═════ DATA SUPPLIED ═════

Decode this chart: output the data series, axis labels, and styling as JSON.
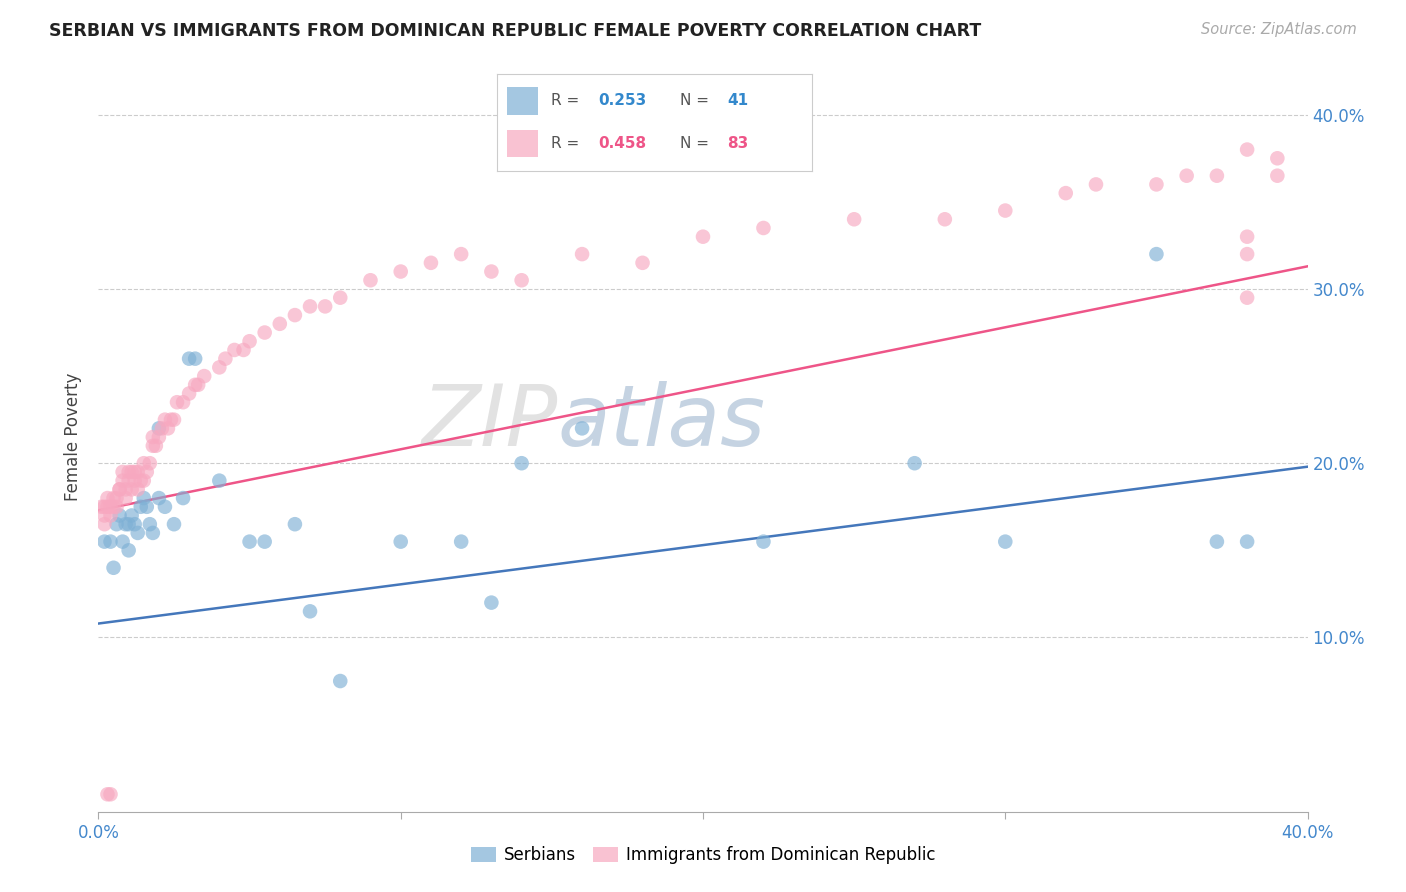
{
  "title": "SERBIAN VS IMMIGRANTS FROM DOMINICAN REPUBLIC FEMALE POVERTY CORRELATION CHART",
  "source": "Source: ZipAtlas.com",
  "ylabel": "Female Poverty",
  "xlim": [
    0.0,
    0.4
  ],
  "ylim": [
    0.0,
    0.43
  ],
  "legend_r1": "R = 0.253",
  "legend_n1": "N = 41",
  "legend_r2": "R = 0.458",
  "legend_n2": "N = 83",
  "blue_color": "#7EB0D5",
  "pink_color": "#F7A8C0",
  "blue_line_color": "#4477BB",
  "pink_line_color": "#EE5588",
  "watermark_zip": "ZIP",
  "watermark_atlas": "atlas",
  "serbian_x": [
    0.002,
    0.004,
    0.005,
    0.006,
    0.007,
    0.008,
    0.009,
    0.01,
    0.01,
    0.011,
    0.012,
    0.013,
    0.014,
    0.015,
    0.016,
    0.017,
    0.018,
    0.02,
    0.02,
    0.022,
    0.025,
    0.028,
    0.03,
    0.032,
    0.04,
    0.05,
    0.055,
    0.065,
    0.07,
    0.08,
    0.1,
    0.12,
    0.13,
    0.14,
    0.16,
    0.22,
    0.27,
    0.3,
    0.35,
    0.37,
    0.38
  ],
  "serbian_y": [
    0.155,
    0.155,
    0.14,
    0.165,
    0.17,
    0.155,
    0.165,
    0.15,
    0.165,
    0.17,
    0.165,
    0.16,
    0.175,
    0.18,
    0.175,
    0.165,
    0.16,
    0.22,
    0.18,
    0.175,
    0.165,
    0.18,
    0.26,
    0.26,
    0.19,
    0.155,
    0.155,
    0.165,
    0.115,
    0.075,
    0.155,
    0.155,
    0.12,
    0.2,
    0.22,
    0.155,
    0.2,
    0.155,
    0.32,
    0.155,
    0.155
  ],
  "dominican_x": [
    0.001,
    0.002,
    0.002,
    0.003,
    0.003,
    0.004,
    0.004,
    0.005,
    0.005,
    0.006,
    0.006,
    0.007,
    0.007,
    0.008,
    0.008,
    0.009,
    0.009,
    0.01,
    0.01,
    0.011,
    0.011,
    0.012,
    0.012,
    0.013,
    0.013,
    0.014,
    0.015,
    0.015,
    0.016,
    0.017,
    0.018,
    0.018,
    0.019,
    0.02,
    0.021,
    0.022,
    0.023,
    0.024,
    0.025,
    0.026,
    0.028,
    0.03,
    0.032,
    0.033,
    0.035,
    0.04,
    0.042,
    0.045,
    0.048,
    0.05,
    0.055,
    0.06,
    0.065,
    0.07,
    0.075,
    0.08,
    0.09,
    0.1,
    0.11,
    0.12,
    0.13,
    0.14,
    0.16,
    0.18,
    0.2,
    0.22,
    0.25,
    0.28,
    0.3,
    0.32,
    0.33,
    0.35,
    0.36,
    0.37,
    0.38,
    0.38,
    0.38,
    0.39,
    0.39,
    0.002,
    0.003,
    0.004,
    0.38
  ],
  "dominican_y": [
    0.175,
    0.17,
    0.175,
    0.175,
    0.18,
    0.17,
    0.175,
    0.175,
    0.18,
    0.175,
    0.18,
    0.185,
    0.185,
    0.19,
    0.195,
    0.18,
    0.185,
    0.195,
    0.19,
    0.195,
    0.185,
    0.195,
    0.19,
    0.195,
    0.185,
    0.19,
    0.2,
    0.19,
    0.195,
    0.2,
    0.21,
    0.215,
    0.21,
    0.215,
    0.22,
    0.225,
    0.22,
    0.225,
    0.225,
    0.235,
    0.235,
    0.24,
    0.245,
    0.245,
    0.25,
    0.255,
    0.26,
    0.265,
    0.265,
    0.27,
    0.275,
    0.28,
    0.285,
    0.29,
    0.29,
    0.295,
    0.305,
    0.31,
    0.315,
    0.32,
    0.31,
    0.305,
    0.32,
    0.315,
    0.33,
    0.335,
    0.34,
    0.34,
    0.345,
    0.355,
    0.36,
    0.36,
    0.365,
    0.365,
    0.295,
    0.33,
    0.32,
    0.365,
    0.375,
    0.165,
    0.01,
    0.01,
    0.38
  ]
}
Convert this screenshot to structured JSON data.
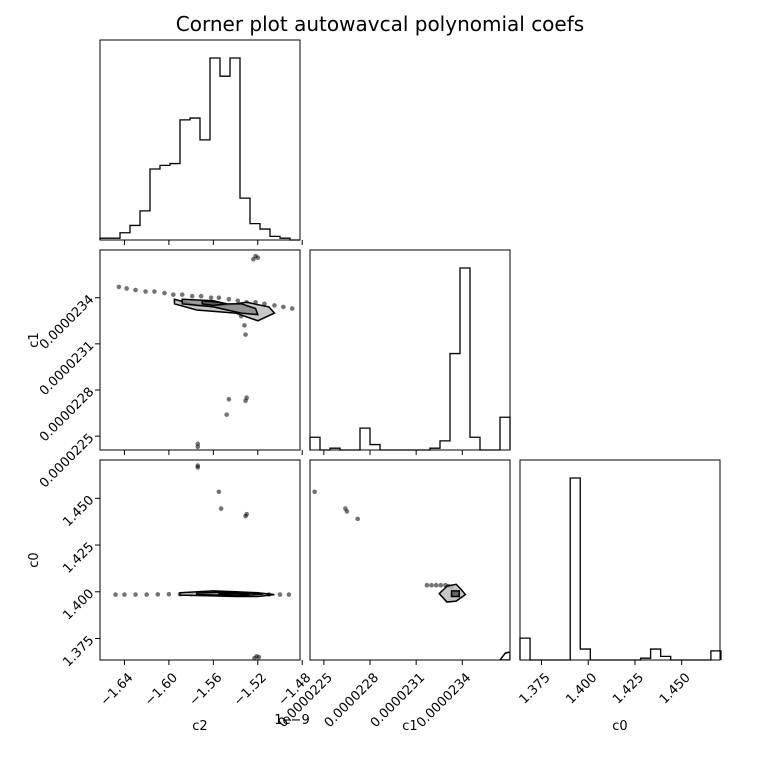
{
  "title": "Corner plot autowavcal polynomial coefs",
  "chart_data": {
    "type": "corner",
    "parameters": [
      "c2",
      "c1",
      "c0"
    ],
    "axes": {
      "c2": {
        "label": "c2",
        "offset_text": "1e−9",
        "ticks": [
          -1.64,
          -1.6,
          -1.56,
          -1.52,
          -1.48
        ],
        "tick_labels": [
          "−1.64",
          "−1.60",
          "−1.56",
          "−1.52",
          "−1.48"
        ],
        "range": [
          -1.662,
          -1.482
        ]
      },
      "c1": {
        "label": "c1",
        "ticks": [
          2.25e-05,
          2.28e-05,
          2.31e-05,
          2.34e-05
        ],
        "tick_labels": [
          "0.0000225",
          "0.0000228",
          "0.0000231",
          "0.0000234"
        ],
        "range": [
          2.241e-05,
          2.371e-05
        ]
      },
      "c0": {
        "label": "c0",
        "ticks": [
          1.375,
          1.4,
          1.425,
          1.45
        ],
        "tick_labels": [
          "1.375",
          "1.400",
          "1.425",
          "1.450"
        ],
        "range": [
          1.3635,
          1.4705
        ]
      }
    },
    "histograms": [
      {
        "param": "c2",
        "edges": [
          -1.662,
          -1.653,
          -1.644,
          -1.635,
          -1.626,
          -1.617,
          -1.608,
          -1.599,
          -1.59,
          -1.581,
          -1.572,
          -1.563,
          -1.554,
          -1.545,
          -1.536,
          -1.527,
          -1.518,
          -1.509,
          -1.5,
          -1.491,
          -1.482
        ],
        "counts": [
          1,
          1,
          4,
          8,
          16,
          39,
          41,
          42,
          66,
          67,
          55,
          100,
          90,
          100,
          23,
          9,
          6,
          2,
          1,
          0
        ]
      },
      {
        "param": "c1",
        "edges": [
          2.241e-05,
          2.2475e-05,
          2.254e-05,
          2.2605e-05,
          2.267e-05,
          2.2735e-05,
          2.28e-05,
          2.2865e-05,
          2.293e-05,
          2.2995e-05,
          2.306e-05,
          2.3125e-05,
          2.319e-05,
          2.3255e-05,
          2.332e-05,
          2.3385e-05,
          2.345e-05,
          2.3515e-05,
          2.358e-05,
          2.3645e-05,
          2.371e-05
        ],
        "counts": [
          7,
          0,
          1,
          0,
          0,
          12,
          3,
          0,
          0,
          0,
          0,
          0,
          1,
          5,
          53,
          100,
          7,
          0,
          0,
          18
        ]
      },
      {
        "param": "c0",
        "edges": [
          1.3635,
          1.368875,
          1.37425,
          1.379625,
          1.385,
          1.390375,
          1.39575,
          1.401125,
          1.4065,
          1.411875,
          1.41725,
          1.422625,
          1.428,
          1.433375,
          1.43875,
          1.444125,
          1.4495,
          1.454875,
          1.46025,
          1.465625,
          1.471
        ],
        "counts": [
          12,
          0,
          0,
          0,
          0,
          100,
          6,
          0,
          0,
          0,
          0,
          0,
          1,
          6,
          2,
          0,
          0,
          0,
          0,
          5
        ]
      }
    ],
    "scatter_panels": [
      {
        "x": "c2",
        "y": "c1",
        "points": [
          [
            -1.645,
            2.347e-05
          ],
          [
            -1.638,
            2.346e-05
          ],
          [
            -1.63,
            2.345e-05
          ],
          [
            -1.621,
            2.344e-05
          ],
          [
            -1.613,
            2.344e-05
          ],
          [
            -1.604,
            2.343e-05
          ],
          [
            -1.596,
            2.342e-05
          ],
          [
            -1.588,
            2.342e-05
          ],
          [
            -1.579,
            2.341e-05
          ],
          [
            -1.571,
            2.341e-05
          ],
          [
            -1.562,
            2.34e-05
          ],
          [
            -1.555,
            2.34e-05
          ],
          [
            -1.546,
            2.339e-05
          ],
          [
            -1.538,
            2.338e-05
          ],
          [
            -1.53,
            2.337e-05
          ],
          [
            -1.522,
            2.337e-05
          ],
          [
            -1.514,
            2.336e-05
          ],
          [
            -1.505,
            2.335e-05
          ],
          [
            -1.497,
            2.334e-05
          ],
          [
            -1.489,
            2.333e-05
          ],
          [
            -1.535,
            2.328e-05
          ],
          [
            -1.532,
            2.322e-05
          ],
          [
            -1.531,
            2.316e-05
          ],
          [
            -1.531,
            2.273e-05
          ],
          [
            -1.53,
            2.275e-05
          ],
          [
            -1.546,
            2.274e-05
          ],
          [
            -1.548,
            2.264e-05
          ],
          [
            -1.574,
            2.245e-05
          ],
          [
            -1.574,
            2.243e-05
          ],
          [
            -1.524,
            2.365e-05
          ],
          [
            -1.522,
            2.367e-05
          ],
          [
            -1.52,
            2.366e-05
          ]
        ],
        "contours": [
          {
            "level": "outer",
            "polygon": [
              [
                -1.595,
                2.339e-05
              ],
              [
                -1.575,
                2.335e-05
              ],
              [
                -1.55,
                2.335e-05
              ],
              [
                -1.53,
                2.337e-05
              ],
              [
                -1.51,
                2.334e-05
              ],
              [
                -1.505,
                2.33e-05
              ],
              [
                -1.52,
                2.325e-05
              ],
              [
                -1.54,
                2.33e-05
              ],
              [
                -1.575,
                2.332e-05
              ],
              [
                -1.595,
                2.336e-05
              ]
            ]
          },
          {
            "level": "middle",
            "polygon": [
              [
                -1.588,
                2.339e-05
              ],
              [
                -1.56,
                2.338e-05
              ],
              [
                -1.548,
                2.336e-05
              ],
              [
                -1.535,
                2.336e-05
              ],
              [
                -1.522,
                2.333e-05
              ],
              [
                -1.52,
                2.329e-05
              ],
              [
                -1.535,
                2.33e-05
              ],
              [
                -1.56,
                2.334e-05
              ],
              [
                -1.588,
                2.336e-05
              ]
            ]
          },
          {
            "level": "inner",
            "polygon": [
              [
                -1.57,
                2.338e-05
              ],
              [
                -1.555,
                2.337e-05
              ],
              [
                -1.548,
                2.336e-05
              ],
              [
                -1.56,
                2.335e-05
              ],
              [
                -1.57,
                2.336e-05
              ]
            ]
          }
        ]
      },
      {
        "x": "c2",
        "y": "c0",
        "points": [
          [
            -1.648,
            1.3985
          ],
          [
            -1.64,
            1.3985
          ],
          [
            -1.63,
            1.3985
          ],
          [
            -1.62,
            1.3985
          ],
          [
            -1.61,
            1.3986
          ],
          [
            -1.6,
            1.3987
          ],
          [
            -1.59,
            1.3987
          ],
          [
            -1.58,
            1.3988
          ],
          [
            -1.57,
            1.3988
          ],
          [
            -1.56,
            1.3988
          ],
          [
            -1.55,
            1.3988
          ],
          [
            -1.54,
            1.3988
          ],
          [
            -1.53,
            1.3987
          ],
          [
            -1.52,
            1.3986
          ],
          [
            -1.51,
            1.3985
          ],
          [
            -1.5,
            1.3985
          ],
          [
            -1.492,
            1.3985
          ],
          [
            -1.555,
            1.4535
          ],
          [
            -1.553,
            1.4445
          ],
          [
            -1.531,
            1.4405
          ],
          [
            -1.53,
            1.4415
          ],
          [
            -1.574,
            1.4665
          ],
          [
            -1.574,
            1.4675
          ],
          [
            -1.521,
            1.3655
          ],
          [
            -1.523,
            1.3645
          ],
          [
            -1.519,
            1.365
          ]
        ],
        "contours": [
          {
            "level": "outer",
            "polygon": [
              [
                -1.59,
                1.3995
              ],
              [
                -1.56,
                1.4005
              ],
              [
                -1.54,
                1.4
              ],
              [
                -1.52,
                1.3995
              ],
              [
                -1.505,
                1.3985
              ],
              [
                -1.52,
                1.3975
              ],
              [
                -1.54,
                1.3975
              ],
              [
                -1.56,
                1.3978
              ],
              [
                -1.59,
                1.3982
              ]
            ]
          },
          {
            "level": "middle",
            "polygon": [
              [
                -1.575,
                1.3993
              ],
              [
                -1.555,
                1.3998
              ],
              [
                -1.535,
                1.3996
              ],
              [
                -1.515,
                1.3988
              ],
              [
                -1.535,
                1.398
              ],
              [
                -1.555,
                1.3982
              ],
              [
                -1.575,
                1.3985
              ]
            ]
          },
          {
            "level": "inner",
            "polygon": [
              [
                -1.555,
                1.3992
              ],
              [
                -1.54,
                1.3993
              ],
              [
                -1.528,
                1.3988
              ],
              [
                -1.54,
                1.3983
              ],
              [
                -1.555,
                1.3985
              ]
            ]
          }
        ]
      },
      {
        "x": "c1",
        "y": "c0",
        "points": [
          [
            2.244e-05,
            1.4535
          ],
          [
            2.264e-05,
            1.4445
          ],
          [
            2.265e-05,
            1.443
          ],
          [
            2.272e-05,
            1.439
          ],
          [
            2.317e-05,
            1.4035
          ],
          [
            2.32e-05,
            1.4035
          ],
          [
            2.323e-05,
            1.4035
          ],
          [
            2.326e-05,
            1.4035
          ],
          [
            2.329e-05,
            1.4035
          ],
          [
            2.331e-05,
            1.403
          ],
          [
            2.333e-05,
            1.4025
          ]
        ],
        "contours": [
          {
            "level": "outer",
            "polygon": [
              [
                2.33e-05,
                1.403
              ],
              [
                2.336e-05,
                1.404
              ],
              [
                2.339e-05,
                1.4015
              ],
              [
                2.342e-05,
                1.3985
              ],
              [
                2.336e-05,
                1.395
              ],
              [
                2.33e-05,
                1.3945
              ],
              [
                2.325e-05,
                1.399
              ]
            ]
          },
          {
            "level": "inner",
            "polygon": [
              [
                2.333e-05,
                1.4005
              ],
              [
                2.338e-05,
                1.4005
              ],
              [
                2.338e-05,
                1.3975
              ],
              [
                2.333e-05,
                1.3975
              ]
            ]
          },
          {
            "level": "corner",
            "polygon": [
              [
                2.3645e-05,
                1.3635
              ],
              [
                2.368e-05,
                1.3672
              ],
              [
                2.371e-05,
                1.3678
              ],
              [
                2.371e-05,
                1.3635
              ]
            ]
          }
        ]
      }
    ],
    "grid": false
  }
}
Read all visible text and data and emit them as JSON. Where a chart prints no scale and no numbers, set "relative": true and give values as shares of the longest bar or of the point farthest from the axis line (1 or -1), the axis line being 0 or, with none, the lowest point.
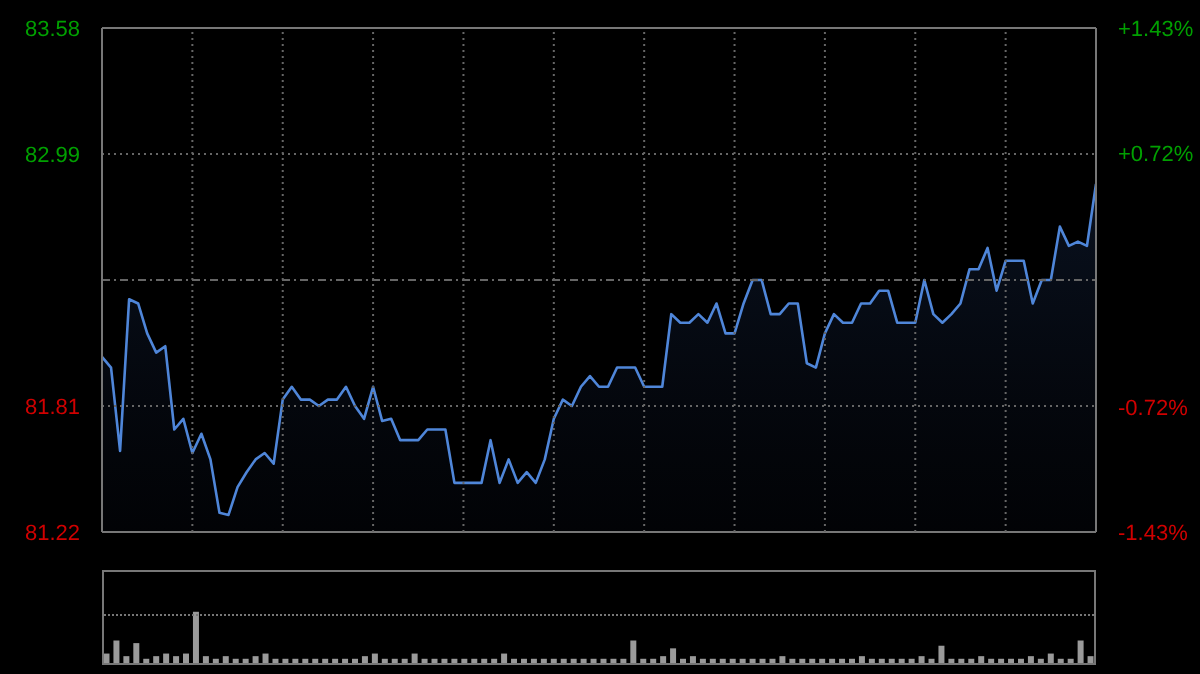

═════

_WRITTEN REQUEST:_ Check each line of the entries for the string "axis". Copy the lines that have it.

_OUTPUT OF THE EXERCISE:_
Decode this chart: output the data series, axis labels, and styling as JSON.
Read all visible text and data and emit them as JSON. Where a chart prints no scale and no numbers, set "relative": true and give values as shares of the longest bar or of the point farthest from the axis line (1 or -1), the axis line being 0 or, with none, the lowest point.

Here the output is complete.